MATERIAL SUPPLIED –
------------

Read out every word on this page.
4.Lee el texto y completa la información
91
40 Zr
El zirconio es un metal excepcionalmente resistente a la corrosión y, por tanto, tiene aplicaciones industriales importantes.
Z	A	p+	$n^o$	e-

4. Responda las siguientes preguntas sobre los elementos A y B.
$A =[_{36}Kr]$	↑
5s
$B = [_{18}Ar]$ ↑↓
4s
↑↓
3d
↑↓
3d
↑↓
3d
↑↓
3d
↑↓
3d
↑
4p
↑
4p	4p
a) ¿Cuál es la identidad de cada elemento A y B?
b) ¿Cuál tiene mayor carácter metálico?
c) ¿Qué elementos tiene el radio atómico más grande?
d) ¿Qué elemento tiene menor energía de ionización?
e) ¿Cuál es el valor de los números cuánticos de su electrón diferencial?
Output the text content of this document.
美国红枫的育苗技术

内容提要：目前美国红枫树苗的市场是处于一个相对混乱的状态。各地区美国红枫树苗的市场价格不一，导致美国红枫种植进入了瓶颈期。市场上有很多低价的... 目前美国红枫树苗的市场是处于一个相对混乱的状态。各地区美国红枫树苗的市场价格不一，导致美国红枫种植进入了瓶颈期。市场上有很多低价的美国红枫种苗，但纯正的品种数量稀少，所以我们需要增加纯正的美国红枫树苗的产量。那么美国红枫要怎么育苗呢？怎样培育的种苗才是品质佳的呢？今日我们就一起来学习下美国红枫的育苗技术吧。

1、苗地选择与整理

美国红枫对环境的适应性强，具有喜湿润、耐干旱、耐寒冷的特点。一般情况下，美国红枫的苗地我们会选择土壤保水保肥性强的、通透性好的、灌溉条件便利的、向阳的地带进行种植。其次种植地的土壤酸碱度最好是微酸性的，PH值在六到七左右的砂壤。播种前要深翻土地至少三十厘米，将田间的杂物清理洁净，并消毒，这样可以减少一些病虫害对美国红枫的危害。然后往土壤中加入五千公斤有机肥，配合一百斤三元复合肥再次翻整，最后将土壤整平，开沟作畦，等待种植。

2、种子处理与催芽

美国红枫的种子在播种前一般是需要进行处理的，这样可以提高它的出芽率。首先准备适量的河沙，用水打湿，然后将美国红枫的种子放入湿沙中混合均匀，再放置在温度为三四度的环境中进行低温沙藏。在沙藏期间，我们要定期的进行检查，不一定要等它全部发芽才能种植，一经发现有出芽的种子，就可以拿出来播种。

------------

Report each line of the material above where the word "tiene" appears.

SOLUTION –
El zirconio es un metal excepcionalmente resistente a la corrosión y, por tanto, tiene aplicaciones industriales importantes.
b) ¿Cuál tiene mayor carácter metálico?
c) ¿Qué elementos tiene el radio atómico más grande?
d) ¿Qué elemento tiene menor energía de ionización?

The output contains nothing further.